SHORT PROBLEM: Gather all lines in the entries that include the word "would".

################

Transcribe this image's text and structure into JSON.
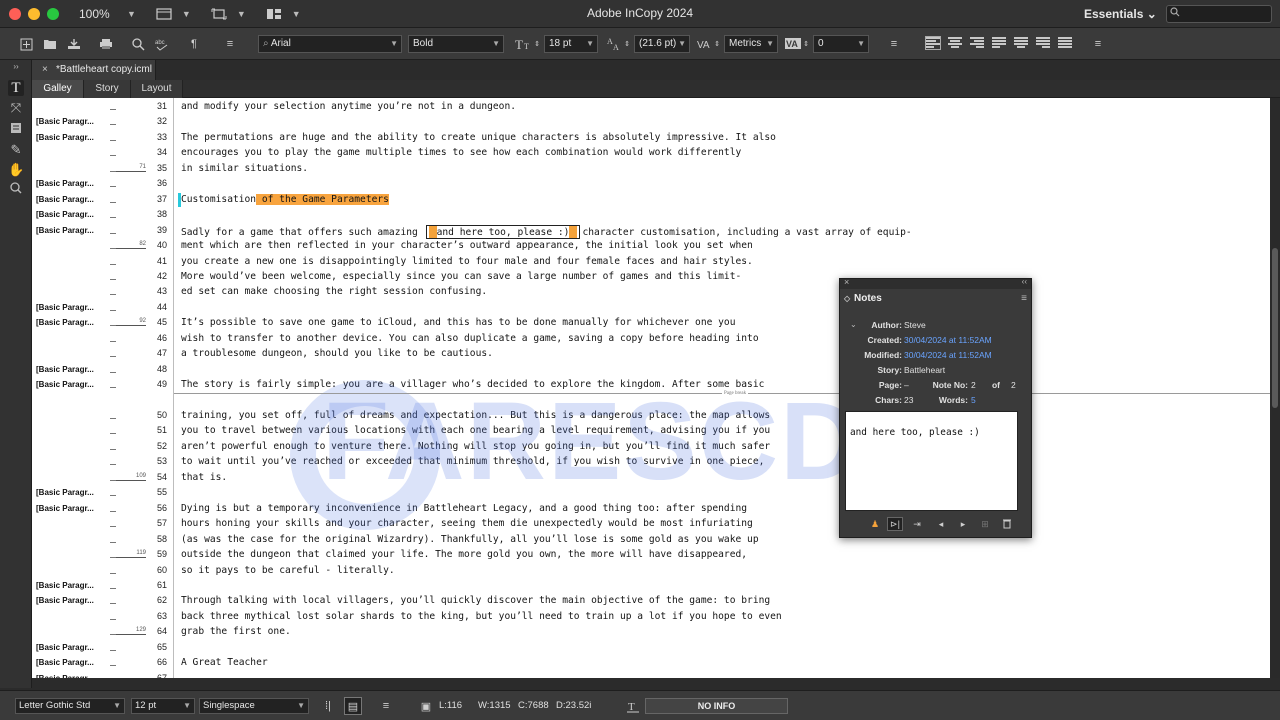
{
  "window": {
    "title": "Adobe InCopy 2024",
    "zoom": "100%",
    "workspace": "Essentials",
    "search_placeholder": ""
  },
  "control_bar": {
    "font_family": "Arial",
    "font_style": "Bold",
    "font_size": "18 pt",
    "leading": "(21.6 pt)",
    "kerning": "Metrics",
    "tracking": "0"
  },
  "document": {
    "tab_label": "*Battleheart copy.icml",
    "view_tabs": [
      "Galley",
      "Story",
      "Layout"
    ]
  },
  "galley": {
    "page_break_label": "Page break",
    "lines": [
      {
        "n": "31",
        "style": "",
        "depth": "",
        "text": "and modify your selection anytime you’re not in a dungeon."
      },
      {
        "n": "32",
        "style": "[Basic Paragr...",
        "depth": "",
        "text": ""
      },
      {
        "n": "33",
        "style": "[Basic Paragr...",
        "depth": "",
        "text": "The permutations are huge and the ability to create unique characters is absolutely impressive. It also"
      },
      {
        "n": "34",
        "style": "",
        "depth": "",
        "text": "encourages you to play the game multiple times to see how each combination would work differently"
      },
      {
        "n": "35",
        "style": "",
        "depth": "71",
        "text": "in similar situations."
      },
      {
        "n": "36",
        "style": "[Basic Paragr...",
        "depth": "",
        "text": ""
      },
      {
        "n": "37",
        "style": "[Basic Paragr...",
        "depth": "",
        "text": ""
      },
      {
        "n": "38",
        "style": "[Basic Paragr...",
        "depth": "",
        "text": ""
      },
      {
        "n": "39",
        "style": "[Basic Paragr...",
        "depth": "",
        "text": ""
      },
      {
        "n": "40",
        "style": "",
        "depth": "82",
        "text": "ment which are then reflected in your character’s outward appearance, the initial look you set when"
      },
      {
        "n": "41",
        "style": "",
        "depth": "",
        "text": "you create a new one is disappointingly limited to four male and four female faces and hair styles."
      },
      {
        "n": "42",
        "style": "",
        "depth": "",
        "text": "More would’ve been welcome, especially since you can save a large number of games and this limit-"
      },
      {
        "n": "43",
        "style": "",
        "depth": "",
        "text": "ed set can make choosing the right session confusing."
      },
      {
        "n": "44",
        "style": "[Basic Paragr...",
        "depth": "",
        "text": ""
      },
      {
        "n": "45",
        "style": "[Basic Paragr...",
        "depth": "92",
        "text": "It’s possible to save one game to iCloud, and this has to be done manually for whichever one you"
      },
      {
        "n": "46",
        "style": "",
        "depth": "",
        "text": "wish to transfer to another device. You can also duplicate a game, saving a copy before heading into"
      },
      {
        "n": "47",
        "style": "",
        "depth": "",
        "text": "a troublesome dungeon, should you like to be cautious."
      },
      {
        "n": "48",
        "style": "[Basic Paragr...",
        "depth": "",
        "text": ""
      },
      {
        "n": "49",
        "style": "[Basic Paragr...",
        "depth": "",
        "text": "The story is fairly simple: you are a villager who’s decided to explore the kingdom. After some basic"
      },
      {
        "n": "50",
        "style": "",
        "depth": "",
        "text": "training, you set off, full of dreams and expectation... But this is a dangerous place: the map allows"
      },
      {
        "n": "51",
        "style": "",
        "depth": "",
        "text": "you to travel between various locations with each one bearing a level requirement, advising you if you"
      },
      {
        "n": "52",
        "style": "",
        "depth": "",
        "text": "aren’t powerful enough to venture there. Nothing will stop you going in, but you’ll find it much safer"
      },
      {
        "n": "53",
        "style": "",
        "depth": "",
        "text": "to wait until you’ve reached or exceeded that minimum threshold, if you wish to survive in one piece,"
      },
      {
        "n": "54",
        "style": "",
        "depth": "109",
        "text": "that is."
      },
      {
        "n": "55",
        "style": "[Basic Paragr...",
        "depth": "",
        "text": ""
      },
      {
        "n": "56",
        "style": "[Basic Paragr...",
        "depth": "",
        "text": "Dying is but a temporary inconvenience in Battleheart Legacy, and a good thing too: after spending"
      },
      {
        "n": "57",
        "style": "",
        "depth": "",
        "text": "hours honing your skills and your character, seeing them die unexpectedly would be most infuriating"
      },
      {
        "n": "58",
        "style": "",
        "depth": "",
        "text": "(as was the case for the original Wizardry). Thankfully, all you’ll lose is some gold as you wake up"
      },
      {
        "n": "59",
        "style": "",
        "depth": "119",
        "text": "outside the dungeon that claimed your life. The more gold you own, the more will have disappeared,"
      },
      {
        "n": "60",
        "style": "",
        "depth": "",
        "text": "so it pays to be careful - literally."
      },
      {
        "n": "61",
        "style": "[Basic Paragr...",
        "depth": "",
        "text": ""
      },
      {
        "n": "62",
        "style": "[Basic Paragr...",
        "depth": "",
        "text": "Through talking with local villagers, you’ll quickly discover the main objective of the game: to bring"
      },
      {
        "n": "63",
        "style": "",
        "depth": "",
        "text": "back three mythical lost solar shards to the king, but you’ll need to train up a lot if you hope to even"
      },
      {
        "n": "64",
        "style": "",
        "depth": "129",
        "text": "grab the first one."
      },
      {
        "n": "65",
        "style": "[Basic Paragr...",
        "depth": "",
        "text": ""
      },
      {
        "n": "66",
        "style": "[Basic Paragr...",
        "depth": "",
        "text": "A Great Teacher"
      },
      {
        "n": "67",
        "style": "[Basic Paragr...",
        "depth": "",
        "text": ""
      }
    ],
    "heading_37_a": "Customisation",
    "heading_37_b": " of the Game Parameters",
    "line_39_a": "Sadly for a game that offers such amazing ",
    "line_39_note": "and here too, please :)",
    "line_39_b": "character customisation, including a vast array of equip-"
  },
  "notes_panel": {
    "title": "Notes",
    "author_label": "Author:",
    "author": "Steve",
    "created_label": "Created:",
    "created": "30/04/2024 at 11:52AM",
    "modified_label": "Modified:",
    "modified": "30/04/2024 at 11:52AM",
    "story_label": "Story:",
    "story": "Battleheart",
    "page_label": "Page:",
    "page": "–",
    "note_no_label": "Note No:",
    "note_no": "2",
    "of_label": "of",
    "of_value": "2",
    "chars_label": "Chars:",
    "chars": "23",
    "words_label": "Words:",
    "words": "5",
    "note_text": "and here too, please :)"
  },
  "status_bar": {
    "font": "Letter Gothic Std",
    "size": "12 pt",
    "spacing": "Singlespace",
    "lines": "L:116",
    "words": "W:1315",
    "chars": "C:7688",
    "depth": "D:23.52i",
    "info": "NO INFO"
  },
  "watermark": {
    "text": "FARESCD"
  },
  "colors": {
    "highlight": "#f8a43e",
    "cyan_marker": "#27c9dc",
    "accent_blue": "#6aa4ff"
  }
}
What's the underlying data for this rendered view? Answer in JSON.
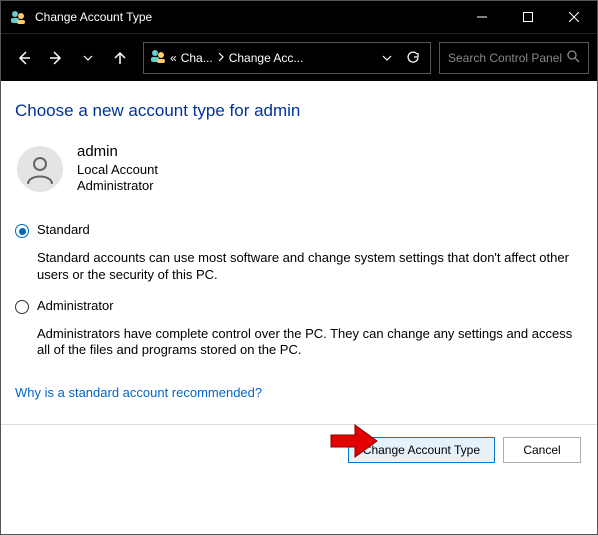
{
  "window": {
    "title": "Change Account Type"
  },
  "breadcrumb": {
    "prefix": "«",
    "seg1": "Cha...",
    "seg2": "Change Acc..."
  },
  "search": {
    "placeholder": "Search Control Panel"
  },
  "page": {
    "heading": "Choose a new account type for admin"
  },
  "user": {
    "name": "admin",
    "type": "Local Account",
    "role": "Administrator"
  },
  "options": {
    "standard": {
      "label": "Standard",
      "description": "Standard accounts can use most software and change system settings that don't affect other users or the security of this PC.",
      "selected": true
    },
    "administrator": {
      "label": "Administrator",
      "description": "Administrators have complete control over the PC. They can change any settings and access all of the files and programs stored on the PC.",
      "selected": false
    }
  },
  "links": {
    "why_standard": "Why is a standard account recommended?"
  },
  "buttons": {
    "change": "Change Account Type",
    "cancel": "Cancel"
  }
}
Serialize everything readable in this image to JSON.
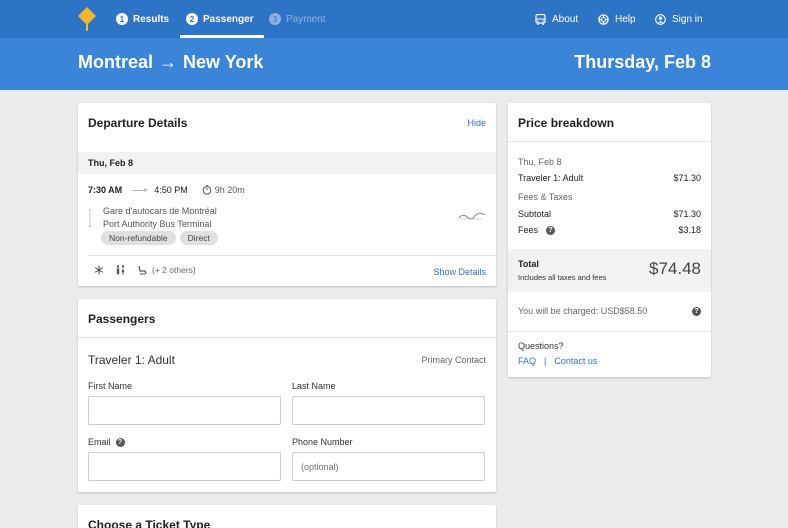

################

EXERCISE RESPONSE:
        "text": "encourages you to play the game multiple times to see how each combination would work differently"
        "text": "More would’ve been welcome, especially since you can save a large number of games and this limit-"
        "text": "hours honing your skills and your character, seeing them die unexpectedly would be most infuriating"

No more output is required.